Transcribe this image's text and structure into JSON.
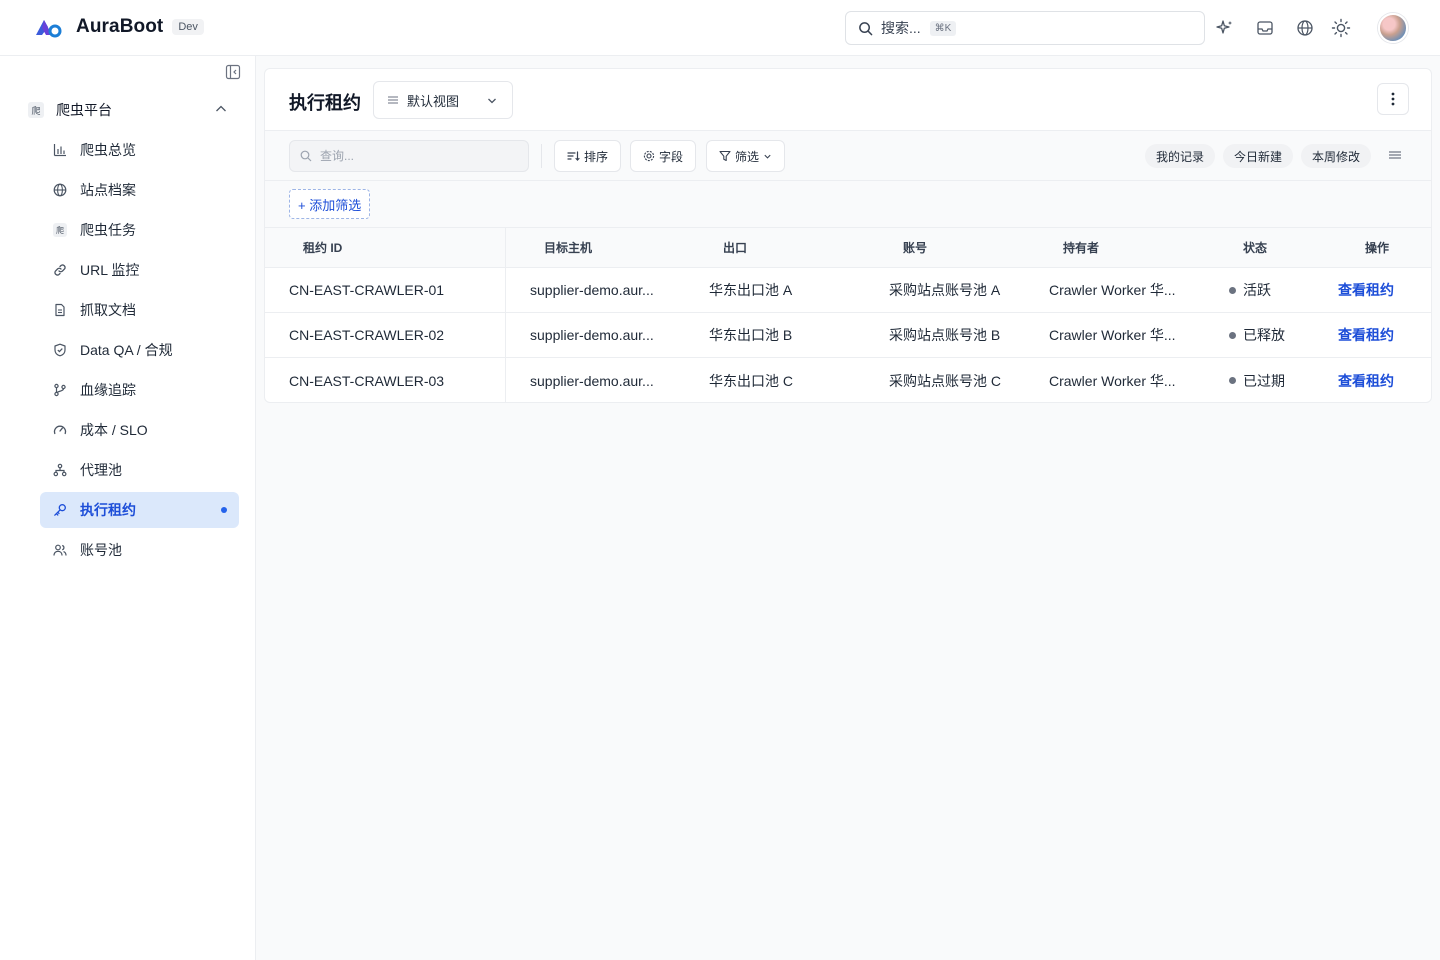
{
  "brand": {
    "name": "AuraBoot",
    "env": "Dev"
  },
  "header": {
    "search_label": "搜索...",
    "search_kbd": "⌘K"
  },
  "sidebar": {
    "group": {
      "badge": "爬",
      "label": "爬虫平台"
    },
    "items": [
      {
        "icon": "chart-bar-icon",
        "label": "爬虫总览"
      },
      {
        "icon": "globe-icon",
        "label": "站点档案"
      },
      {
        "icon": "crawler-badge-icon",
        "badge": "爬",
        "label": "爬虫任务"
      },
      {
        "icon": "link-icon",
        "label": "URL 监控"
      },
      {
        "icon": "document-icon",
        "label": "抓取文档"
      },
      {
        "icon": "shield-check-icon",
        "label": "Data QA / 合规"
      },
      {
        "icon": "git-branch-icon",
        "label": "血缘追踪"
      },
      {
        "icon": "gauge-icon",
        "label": "成本 / SLO"
      },
      {
        "icon": "network-icon",
        "label": "代理池"
      },
      {
        "icon": "key-icon",
        "label": "执行租约",
        "active": true
      },
      {
        "icon": "users-icon",
        "label": "账号池"
      }
    ]
  },
  "page": {
    "title": "执行租约",
    "view_label": "默认视图"
  },
  "toolbar": {
    "query_placeholder": "查询...",
    "sort_label": "排序",
    "fields_label": "字段",
    "filter_label": "筛选",
    "quick_filters": [
      "我的记录",
      "今日新建",
      "本周修改"
    ],
    "add_filter_label": "+ 添加筛选"
  },
  "table": {
    "columns": [
      "租约 ID",
      "目标主机",
      "出口",
      "账号",
      "持有者",
      "状态",
      "操作"
    ],
    "rows": [
      {
        "id": "CN-EAST-CRAWLER-01",
        "host": "supplier-demo.aur...",
        "egress": "华东出口池 A",
        "account": "采购站点账号池 A",
        "holder": "Crawler Worker 华...",
        "status": "活跃",
        "action": "查看租约"
      },
      {
        "id": "CN-EAST-CRAWLER-02",
        "host": "supplier-demo.aur...",
        "egress": "华东出口池 B",
        "account": "采购站点账号池 B",
        "holder": "Crawler Worker 华...",
        "status": "已释放",
        "action": "查看租约"
      },
      {
        "id": "CN-EAST-CRAWLER-03",
        "host": "supplier-demo.aur...",
        "egress": "华东出口池 C",
        "account": "采购站点账号池 C",
        "holder": "Crawler Worker 华...",
        "status": "已过期",
        "action": "查看租约"
      }
    ]
  },
  "colors": {
    "accent": "#1d4ed8",
    "active_bg": "#dbe8fb",
    "status_dot": "#6b7280"
  }
}
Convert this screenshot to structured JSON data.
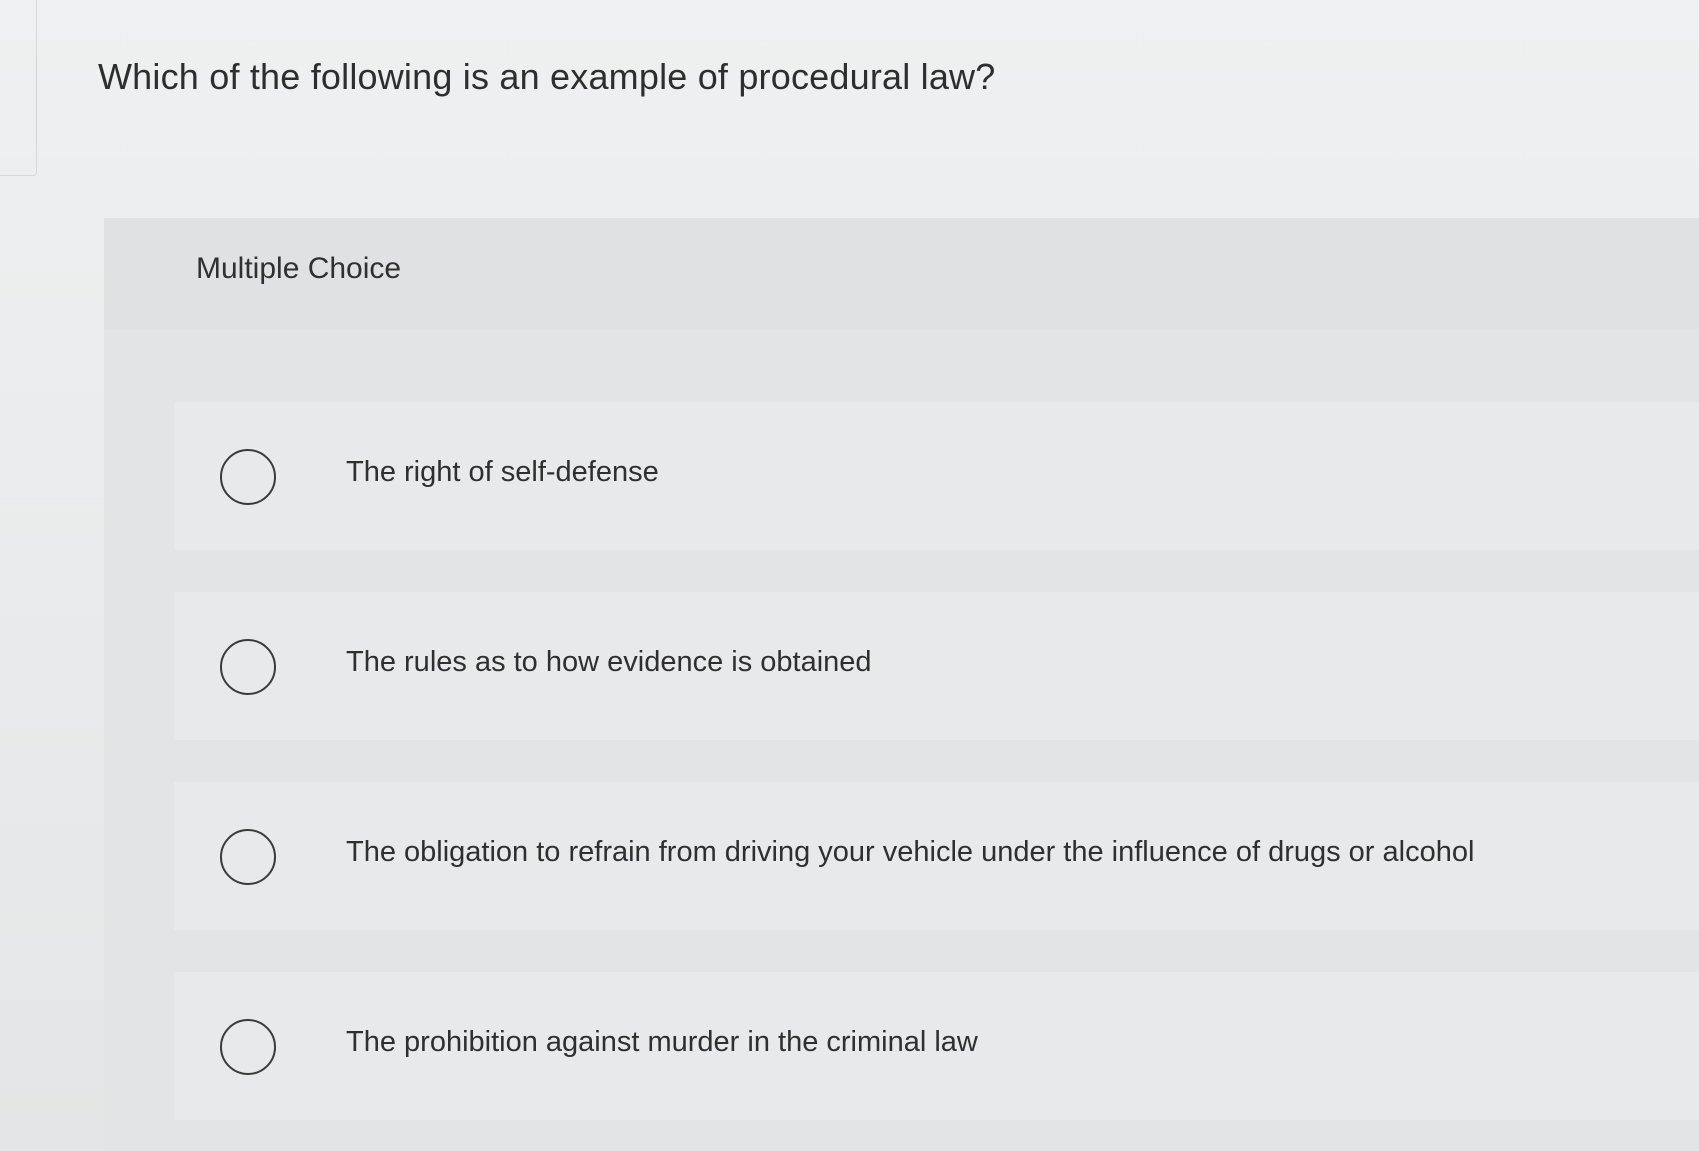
{
  "question": {
    "text": "Which of the following is an example of procedural law?"
  },
  "multiple_choice": {
    "label": "Multiple Choice",
    "options": [
      {
        "text": "The right of self-defense",
        "selected": false
      },
      {
        "text": "The rules as to how evidence is obtained",
        "selected": false
      },
      {
        "text": "The obligation to refrain from driving your vehicle under the influence of drugs or alcohol",
        "selected": false
      },
      {
        "text": "The prohibition against murder in the criminal law",
        "selected": false
      }
    ]
  }
}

---

## Given instruction
Copy all the entries word for word. Omit any pictures.

## Reply
Transcribe this image's text and structure into JSON.
{
  "brand": {
    "name": "AuraBoot",
    "env": "Dev"
  },
  "header": {
    "search_label": "搜索...",
    "search_kbd": "⌘K"
  },
  "sidebar": {
    "group": {
      "badge": "爬",
      "label": "爬虫平台"
    },
    "items": [
      {
        "icon": "chart-bar-icon",
        "label": "爬虫总览"
      },
      {
        "icon": "globe-icon",
        "label": "站点档案"
      },
      {
        "icon": "crawler-badge-icon",
        "badge": "爬",
        "label": "爬虫任务"
      },
      {
        "icon": "link-icon",
        "label": "URL 监控"
      },
      {
        "icon": "document-icon",
        "label": "抓取文档"
      },
      {
        "icon": "shield-check-icon",
        "label": "Data QA / 合规"
      },
      {
        "icon": "git-branch-icon",
        "label": "血缘追踪"
      },
      {
        "icon": "gauge-icon",
        "label": "成本 / SLO"
      },
      {
        "icon": "network-icon",
        "label": "代理池"
      },
      {
        "icon": "key-icon",
        "label": "执行租约",
        "active": true
      },
      {
        "icon": "users-icon",
        "label": "账号池"
      }
    ]
  },
  "page": {
    "title": "执行租约",
    "view_label": "默认视图"
  },
  "toolbar": {
    "query_placeholder": "查询...",
    "sort_label": "排序",
    "fields_label": "字段",
    "filter_label": "筛选",
    "quick_filters": [
      "我的记录",
      "今日新建",
      "本周修改"
    ],
    "add_filter_label": "+ 添加筛选"
  },
  "table": {
    "columns": [
      "租约 ID",
      "目标主机",
      "出口",
      "账号",
      "持有者",
      "状态",
      "操作"
    ],
    "rows": [
      {
        "id": "CN-EAST-CRAWLER-01",
        "host": "supplier-demo.aur...",
        "egress": "华东出口池 A",
        "account": "采购站点账号池 A",
        "holder": "Crawler Worker 华...",
        "status": "活跃",
        "action": "查看租约"
      },
      {
        "id": "CN-EAST-CRAWLER-02",
        "host": "supplier-demo.aur...",
        "egress": "华东出口池 B",
        "account": "采购站点账号池 B",
        "holder": "Crawler Worker 华...",
        "status": "已释放",
        "action": "查看租约"
      },
      {
        "id": "CN-EAST-CRAWLER-03",
        "host": "supplier-demo.aur...",
        "egress": "华东出口池 C",
        "account": "采购站点账号池 C",
        "holder": "Crawler Worker 华...",
        "status": "已过期",
        "action": "查看租约"
      }
    ]
  },
  "colors": {
    "accent": "#1d4ed8",
    "active_bg": "#dbe8fb",
    "status_dot": "#6b7280"
  }
}
Convert this screenshot to structured JSON data.
{
  "question": {
    "text": "Which of the following is an example of procedural law?"
  },
  "multiple_choice": {
    "label": "Multiple Choice",
    "options": [
      {
        "text": "The right of self-defense",
        "selected": false
      },
      {
        "text": "The rules as to how evidence is obtained",
        "selected": false
      },
      {
        "text": "The obligation to refrain from driving your vehicle under the influence of drugs or alcohol",
        "selected": false
      },
      {
        "text": "The prohibition against murder in the criminal law",
        "selected": false
      }
    ]
  }
}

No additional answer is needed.